> **Supplied records**:
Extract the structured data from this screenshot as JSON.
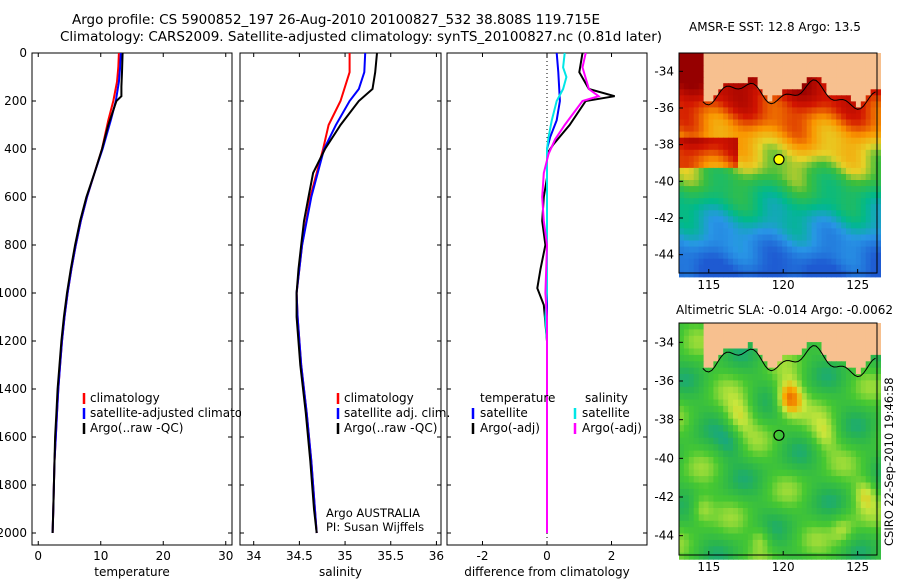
{
  "header": {
    "line1": "Argo profile: CS 5900852_197 26-Aug-2010 20100827_532 38.808S 119.715E",
    "line2": "Climatology: CARS2009. Satellite-adjusted climatology: synTS_20100827.nc (0.81d later)"
  },
  "map_titles": {
    "sst": "AMSR-E SST: 12.8 Argo: 13.5",
    "sla": "Altimetric SLA: -0.014 Argo: -0.0062"
  },
  "stamp": "CSIRO 22-Sep-2010 19:46:58",
  "colors": {
    "climatology": "#ff0000",
    "satellite": "#0000ff",
    "argo": "#000000",
    "sal_satellite": "#00e6e6",
    "sal_argo": "#ff00ff",
    "land": "#f7c08f"
  },
  "chart_data": [
    {
      "type": "line",
      "xlabel": "temperature",
      "ylabel": "",
      "xlim": [
        -1,
        31
      ],
      "ylim": [
        2050,
        0
      ],
      "xticks": [
        0,
        10,
        20,
        30
      ],
      "yticks": [
        0,
        200,
        400,
        600,
        800,
        1000,
        1200,
        1400,
        1600,
        1800,
        2000
      ],
      "legend": [
        "climatology",
        "satellite-adjusted climatology",
        "Argo(..raw -QC)"
      ],
      "series": [
        {
          "name": "climatology",
          "color": "#ff0000",
          "points": [
            [
              12.9,
              0
            ],
            [
              12.8,
              60
            ],
            [
              12.6,
              120
            ],
            [
              12.0,
              200
            ],
            [
              11.2,
              280
            ],
            [
              10.2,
              400
            ],
            [
              9.0,
              500
            ],
            [
              7.8,
              600
            ],
            [
              6.8,
              700
            ],
            [
              6.0,
              800
            ],
            [
              5.3,
              900
            ],
            [
              4.7,
              1000
            ],
            [
              4.2,
              1100
            ],
            [
              3.8,
              1200
            ],
            [
              3.5,
              1300
            ],
            [
              3.2,
              1400
            ],
            [
              3.0,
              1500
            ],
            [
              2.8,
              1600
            ],
            [
              2.6,
              1700
            ],
            [
              2.5,
              1800
            ],
            [
              2.4,
              1900
            ],
            [
              2.3,
              2000
            ]
          ]
        },
        {
          "name": "satellite-adjusted climatology",
          "color": "#0000ff",
          "points": [
            [
              13.2,
              0
            ],
            [
              13.1,
              60
            ],
            [
              12.9,
              120
            ],
            [
              12.4,
              200
            ],
            [
              11.6,
              280
            ],
            [
              10.3,
              400
            ],
            [
              9.0,
              500
            ],
            [
              7.8,
              600
            ],
            [
              6.8,
              700
            ],
            [
              6.0,
              800
            ],
            [
              5.3,
              900
            ],
            [
              4.7,
              1000
            ],
            [
              4.2,
              1100
            ],
            [
              3.8,
              1200
            ],
            [
              3.5,
              1300
            ],
            [
              3.2,
              1400
            ],
            [
              3.0,
              1500
            ],
            [
              2.8,
              1600
            ],
            [
              2.6,
              1700
            ],
            [
              2.5,
              1800
            ],
            [
              2.4,
              1900
            ],
            [
              2.3,
              2000
            ]
          ]
        },
        {
          "name": "Argo(..raw -QC)",
          "color": "#000000",
          "points": [
            [
              13.5,
              0
            ],
            [
              13.4,
              80
            ],
            [
              13.3,
              140
            ],
            [
              13.3,
              180
            ],
            [
              12.5,
              200
            ],
            [
              11.2,
              300
            ],
            [
              10.2,
              400
            ],
            [
              9.0,
              500
            ],
            [
              7.7,
              600
            ],
            [
              6.7,
              700
            ],
            [
              5.9,
              800
            ],
            [
              5.2,
              900
            ],
            [
              4.6,
              1000
            ],
            [
              4.1,
              1100
            ],
            [
              3.7,
              1200
            ],
            [
              3.4,
              1300
            ],
            [
              3.1,
              1400
            ],
            [
              2.9,
              1500
            ],
            [
              2.7,
              1600
            ],
            [
              2.6,
              1700
            ],
            [
              2.5,
              1800
            ],
            [
              2.4,
              1900
            ],
            [
              2.3,
              2000
            ]
          ]
        }
      ]
    },
    {
      "type": "line",
      "xlabel": "salinity",
      "ylabel": "",
      "xlim": [
        33.85,
        36.05
      ],
      "ylim": [
        2050,
        0
      ],
      "xticks": [
        34,
        34.5,
        35,
        35.5,
        36
      ],
      "yticks": [
        0,
        200,
        400,
        600,
        800,
        1000,
        1200,
        1400,
        1600,
        1800,
        2000
      ],
      "legend": [
        "climatology",
        "satellite adj. clim.",
        "Argo(..raw -QC)"
      ],
      "note1": "Argo AUSTRALIA",
      "note2": "PI: Susan Wijffels",
      "series": [
        {
          "name": "climatology",
          "color": "#ff0000",
          "points": [
            [
              35.05,
              0
            ],
            [
              35.05,
              80
            ],
            [
              34.95,
              200
            ],
            [
              34.82,
              300
            ],
            [
              34.76,
              400
            ],
            [
              34.62,
              600
            ],
            [
              34.53,
              800
            ],
            [
              34.47,
              1000
            ],
            [
              34.48,
              1100
            ],
            [
              34.52,
              1300
            ],
            [
              34.58,
              1500
            ],
            [
              34.63,
              1700
            ],
            [
              34.67,
              1900
            ],
            [
              34.69,
              2000
            ]
          ]
        },
        {
          "name": "satellite adj. clim.",
          "color": "#0000ff",
          "points": [
            [
              35.22,
              0
            ],
            [
              35.21,
              80
            ],
            [
              35.15,
              150
            ],
            [
              35.05,
              200
            ],
            [
              34.9,
              300
            ],
            [
              34.77,
              400
            ],
            [
              34.63,
              600
            ],
            [
              34.53,
              800
            ],
            [
              34.47,
              1000
            ],
            [
              34.48,
              1100
            ],
            [
              34.52,
              1300
            ],
            [
              34.58,
              1500
            ],
            [
              34.63,
              1700
            ],
            [
              34.67,
              1900
            ],
            [
              34.69,
              2000
            ]
          ]
        },
        {
          "name": "Argo(..raw -QC)",
          "color": "#000000",
          "points": [
            [
              35.35,
              0
            ],
            [
              35.33,
              80
            ],
            [
              35.3,
              150
            ],
            [
              35.15,
              200
            ],
            [
              34.95,
              300
            ],
            [
              34.78,
              400
            ],
            [
              34.65,
              500
            ],
            [
              34.6,
              600
            ],
            [
              34.55,
              700
            ],
            [
              34.52,
              800
            ],
            [
              34.49,
              900
            ],
            [
              34.47,
              1000
            ],
            [
              34.47,
              1100
            ],
            [
              34.51,
              1300
            ],
            [
              34.57,
              1500
            ],
            [
              34.62,
              1700
            ],
            [
              34.66,
              1900
            ],
            [
              34.69,
              2000
            ]
          ]
        }
      ]
    },
    {
      "type": "line",
      "xlabel": "difference from climatology",
      "ylabel": "",
      "xlim": [
        -3.1,
        3.1
      ],
      "ylim": [
        2050,
        0
      ],
      "xticks": [
        -2,
        0,
        2
      ],
      "yticks": [
        0,
        200,
        400,
        600,
        800,
        1000,
        1200,
        1400,
        1600,
        1800,
        2000
      ],
      "legend_temperature_heading": "temperature",
      "legend_salinity_heading": "salinity",
      "legend_temperature": [
        "satellite",
        "Argo(-adj)"
      ],
      "legend_salinity": [
        "satellite",
        "Argo(-adj)"
      ],
      "series": [
        {
          "name": "satellite",
          "color": "#0000ff",
          "points": [
            [
              0.3,
              0
            ],
            [
              0.35,
              80
            ],
            [
              0.4,
              200
            ],
            [
              0.3,
              280
            ],
            [
              0.1,
              350
            ],
            [
              0,
              400
            ],
            [
              0,
              2000
            ]
          ]
        },
        {
          "name": "Argo(-adj)",
          "color": "#000000",
          "points": [
            [
              1.1,
              0
            ],
            [
              1.0,
              80
            ],
            [
              1.3,
              150
            ],
            [
              2.1,
              180
            ],
            [
              1.2,
              200
            ],
            [
              0.7,
              300
            ],
            [
              0.2,
              380
            ],
            [
              0,
              420
            ],
            [
              0,
              520
            ],
            [
              -0.1,
              600
            ],
            [
              -0.15,
              700
            ],
            [
              -0.05,
              800
            ],
            [
              -0.2,
              900
            ],
            [
              -0.3,
              980
            ],
            [
              -0.1,
              1050
            ],
            [
              0,
              1200
            ],
            [
              0,
              2000
            ]
          ]
        },
        {
          "name": "satellite",
          "color": "#00e6e6",
          "points": [
            [
              0.55,
              0
            ],
            [
              0.5,
              60
            ],
            [
              0.6,
              100
            ],
            [
              0.5,
              150
            ],
            [
              0.3,
              200
            ],
            [
              0.15,
              280
            ],
            [
              0.05,
              350
            ],
            [
              0,
              400
            ],
            [
              0,
              1000
            ],
            [
              -0.05,
              1100
            ],
            [
              0,
              1200
            ],
            [
              0,
              2000
            ]
          ]
        },
        {
          "name": "Argo(-adj)",
          "color": "#ff00ff",
          "points": [
            [
              1.2,
              0
            ],
            [
              1.1,
              60
            ],
            [
              1.3,
              150
            ],
            [
              1.6,
              180
            ],
            [
              1.1,
              200
            ],
            [
              0.55,
              300
            ],
            [
              0.25,
              360
            ],
            [
              0.05,
              420
            ],
            [
              -0.1,
              500
            ],
            [
              -0.15,
              600
            ],
            [
              -0.1,
              700
            ],
            [
              0,
              800
            ],
            [
              -0.05,
              1000
            ],
            [
              0,
              1100
            ],
            [
              0,
              2000
            ]
          ]
        }
      ]
    },
    {
      "type": "heatmap",
      "title": "AMSR-E SST: 12.8 Argo: 13.5",
      "xlim": [
        113,
        126.3
      ],
      "ylim": [
        -45,
        -33
      ],
      "xticks": [
        115,
        120,
        125
      ],
      "yticks": [
        -34,
        -36,
        -38,
        -40,
        -42,
        -44
      ],
      "argo_position": [
        119.715,
        -38.808
      ]
    },
    {
      "type": "heatmap",
      "title": "Altimetric SLA: -0.014 Argo: -0.0062",
      "xlim": [
        113,
        126.3
      ],
      "ylim": [
        -45,
        -33
      ],
      "xticks": [
        115,
        120,
        125
      ],
      "yticks": [
        -34,
        -36,
        -38,
        -40,
        -42,
        -44
      ],
      "argo_position": [
        119.715,
        -38.808
      ]
    }
  ]
}
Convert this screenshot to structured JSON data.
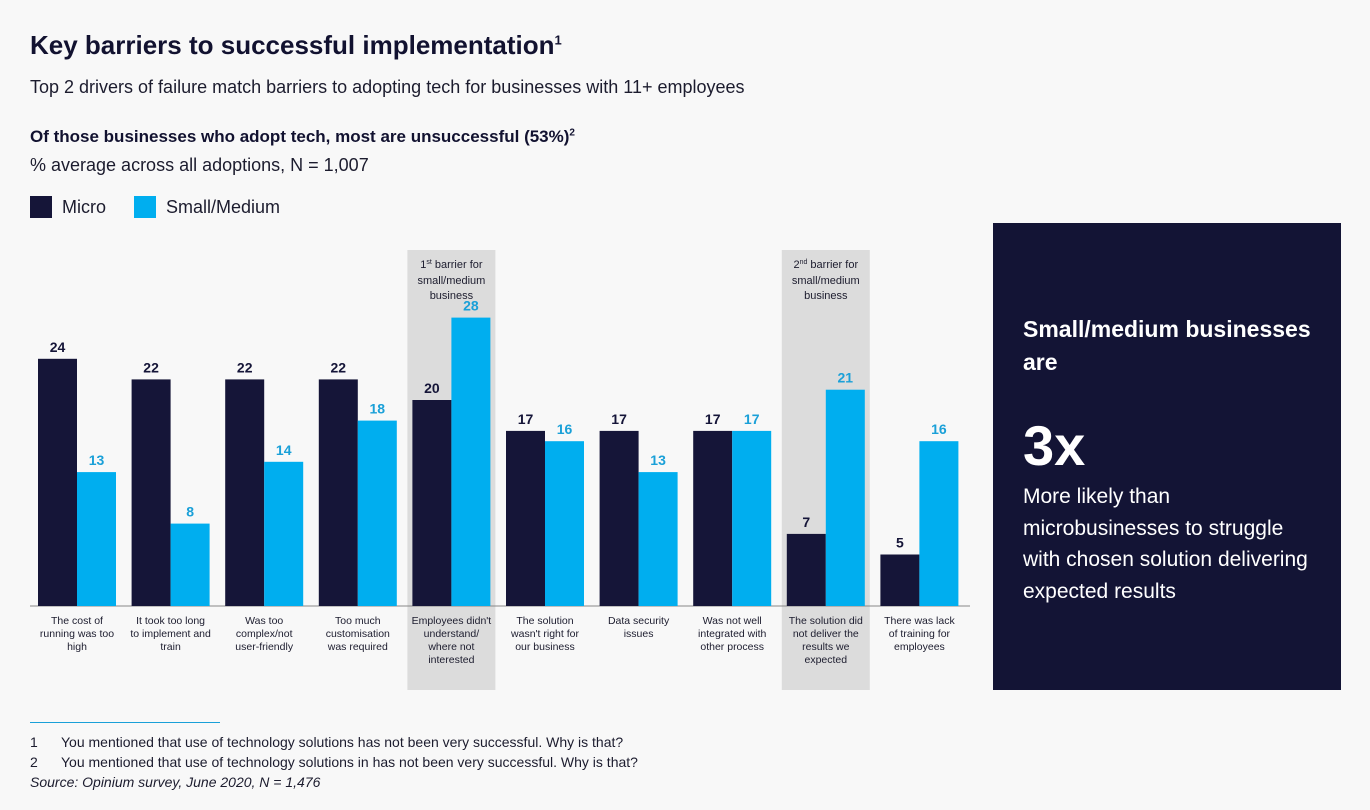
{
  "header": {
    "title": "Key barriers to successful implementation",
    "title_sup": "1",
    "subtitle": "Top 2 drivers of failure match barriers to adopting tech for businesses with 11+ employees"
  },
  "chart_heading": {
    "text": "Of those businesses who adopt tech, most are unsuccessful (53%)",
    "sup": "2",
    "subheading": "% average across all adoptions, N = 1,007"
  },
  "legend": {
    "micro": "Micro",
    "small_medium": "Small/Medium"
  },
  "colors": {
    "micro": "#151538",
    "small_medium": "#00aeef",
    "highlight": "#dcdcdc",
    "callout_bg": "#131435"
  },
  "chart_data": {
    "type": "bar",
    "categories": [
      "The cost of running was too high",
      "It took too long to implement and train",
      "Was too complex/not user-friendly",
      "Too much customisation was required",
      "Employees didn't understand/ where not interested",
      "The solution wasn't right for our business",
      "Data security issues",
      "Was not well integrated with other process",
      "The solution did not deliver the results we expected",
      "There was lack of training for employees"
    ],
    "series": [
      {
        "name": "Micro",
        "values": [
          24,
          22,
          22,
          22,
          20,
          17,
          17,
          17,
          7,
          5
        ]
      },
      {
        "name": "Small/Medium",
        "values": [
          13,
          8,
          14,
          18,
          28,
          16,
          13,
          17,
          21,
          16
        ]
      }
    ],
    "ylim": [
      0,
      30
    ],
    "grid": false,
    "legend_placement": "top-left",
    "highlights": [
      {
        "category_index": 4,
        "ordinal": "1",
        "ordinal_suffix": "st",
        "text": "barrier for small/medium business"
      },
      {
        "category_index": 8,
        "ordinal": "2",
        "ordinal_suffix": "nd",
        "text": "barrier for small/medium business"
      }
    ]
  },
  "callout": {
    "heading": "Small/medium businesses are",
    "stat": "3x",
    "text": "More likely than microbusinesses to struggle with chosen solution delivering expected results"
  },
  "footnotes": [
    {
      "num": "1",
      "text": "You mentioned that use of technology solutions has not been very successful. Why is that?"
    },
    {
      "num": "2",
      "text": "You mentioned that use of technology solutions in  has not been very successful. Why is that?"
    }
  ],
  "source": "Source: Opinium survey, June 2020, N = 1,476"
}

> **Aim**:
For each line above that contains the word "text", copy that line.

> **Solution**:
    "text": "Of those businesses who adopt tech, most are unsuccessful (53%)",
        "text": "barrier for small/medium business"
        "text": "barrier for small/medium business"
    "text": "More likely than microbusinesses to struggle with chosen solution delivering expected results"
      "text": "You mentioned that use of technology solutions has not been very successful. Why is that?"
      "text": "You mentioned that use of technology solutions in  has not been very successful. Why is that?"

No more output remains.